### Dataset records
** Start **
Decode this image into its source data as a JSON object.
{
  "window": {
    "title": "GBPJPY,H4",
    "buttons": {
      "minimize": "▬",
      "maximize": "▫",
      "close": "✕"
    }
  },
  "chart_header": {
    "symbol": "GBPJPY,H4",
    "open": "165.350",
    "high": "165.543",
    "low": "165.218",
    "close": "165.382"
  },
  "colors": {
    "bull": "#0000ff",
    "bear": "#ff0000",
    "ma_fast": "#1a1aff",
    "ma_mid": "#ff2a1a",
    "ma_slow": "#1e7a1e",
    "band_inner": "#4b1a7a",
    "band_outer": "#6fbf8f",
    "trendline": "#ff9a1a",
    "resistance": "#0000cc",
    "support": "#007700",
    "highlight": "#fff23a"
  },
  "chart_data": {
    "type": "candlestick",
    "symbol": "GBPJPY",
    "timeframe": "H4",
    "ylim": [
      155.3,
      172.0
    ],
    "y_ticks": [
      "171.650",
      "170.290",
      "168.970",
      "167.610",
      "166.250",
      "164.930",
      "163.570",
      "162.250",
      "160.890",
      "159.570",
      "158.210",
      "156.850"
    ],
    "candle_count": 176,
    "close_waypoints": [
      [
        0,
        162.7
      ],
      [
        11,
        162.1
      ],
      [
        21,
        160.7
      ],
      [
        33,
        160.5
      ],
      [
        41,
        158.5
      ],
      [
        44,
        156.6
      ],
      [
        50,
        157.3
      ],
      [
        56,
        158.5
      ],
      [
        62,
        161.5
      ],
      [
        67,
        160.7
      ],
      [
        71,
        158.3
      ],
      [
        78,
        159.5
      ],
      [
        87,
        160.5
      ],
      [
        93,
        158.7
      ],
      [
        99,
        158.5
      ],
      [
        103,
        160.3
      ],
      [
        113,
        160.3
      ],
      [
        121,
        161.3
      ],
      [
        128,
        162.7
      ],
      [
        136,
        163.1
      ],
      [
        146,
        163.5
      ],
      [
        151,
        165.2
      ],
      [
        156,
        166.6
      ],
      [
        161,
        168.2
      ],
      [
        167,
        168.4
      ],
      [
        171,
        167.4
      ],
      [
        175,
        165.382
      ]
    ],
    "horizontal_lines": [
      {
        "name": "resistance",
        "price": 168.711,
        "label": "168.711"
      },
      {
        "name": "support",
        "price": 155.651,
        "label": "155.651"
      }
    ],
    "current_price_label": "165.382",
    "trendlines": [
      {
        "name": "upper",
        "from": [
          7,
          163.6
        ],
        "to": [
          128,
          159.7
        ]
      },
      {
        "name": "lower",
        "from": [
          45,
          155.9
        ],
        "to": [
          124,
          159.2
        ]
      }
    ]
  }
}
** End **
### Exercise brief
Copy out all of the data exactly, leaving nothing out.

### Full response
Decode this image into its source data as a JSON object.
{
  "window": {
    "title": "GBPJPY,H4",
    "buttons": {
      "minimize": "▬",
      "maximize": "▫",
      "close": "✕"
    }
  },
  "chart_header": {
    "symbol": "GBPJPY,H4",
    "open": "165.350",
    "high": "165.543",
    "low": "165.218",
    "close": "165.382"
  },
  "colors": {
    "bull": "#0000ff",
    "bear": "#ff0000",
    "ma_fast": "#1a1aff",
    "ma_mid": "#ff2a1a",
    "ma_slow": "#1e7a1e",
    "band_inner": "#4b1a7a",
    "band_outer": "#6fbf8f",
    "trendline": "#ff9a1a",
    "resistance": "#0000cc",
    "support": "#007700",
    "highlight": "#fff23a"
  },
  "chart_data": {
    "type": "candlestick",
    "symbol": "GBPJPY",
    "timeframe": "H4",
    "ylim": [
      155.3,
      172.0
    ],
    "y_ticks": [
      "171.650",
      "170.290",
      "168.970",
      "167.610",
      "166.250",
      "164.930",
      "163.570",
      "162.250",
      "160.890",
      "159.570",
      "158.210",
      "156.850"
    ],
    "candle_count": 176,
    "close_waypoints": [
      [
        0,
        162.7
      ],
      [
        11,
        162.1
      ],
      [
        21,
        160.7
      ],
      [
        33,
        160.5
      ],
      [
        41,
        158.5
      ],
      [
        44,
        156.6
      ],
      [
        50,
        157.3
      ],
      [
        56,
        158.5
      ],
      [
        62,
        161.5
      ],
      [
        67,
        160.7
      ],
      [
        71,
        158.3
      ],
      [
        78,
        159.5
      ],
      [
        87,
        160.5
      ],
      [
        93,
        158.7
      ],
      [
        99,
        158.5
      ],
      [
        103,
        160.3
      ],
      [
        113,
        160.3
      ],
      [
        121,
        161.3
      ],
      [
        128,
        162.7
      ],
      [
        136,
        163.1
      ],
      [
        146,
        163.5
      ],
      [
        151,
        165.2
      ],
      [
        156,
        166.6
      ],
      [
        161,
        168.2
      ],
      [
        167,
        168.4
      ],
      [
        171,
        167.4
      ],
      [
        175,
        165.382
      ]
    ],
    "horizontal_lines": [
      {
        "name": "resistance",
        "price": 168.711,
        "label": "168.711"
      },
      {
        "name": "support",
        "price": 155.651,
        "label": "155.651"
      }
    ],
    "current_price_label": "165.382",
    "trendlines": [
      {
        "name": "upper",
        "from": [
          7,
          163.6
        ],
        "to": [
          128,
          159.7
        ]
      },
      {
        "name": "lower",
        "from": [
          45,
          155.9
        ],
        "to": [
          124,
          159.2
        ]
      }
    ]
  }
}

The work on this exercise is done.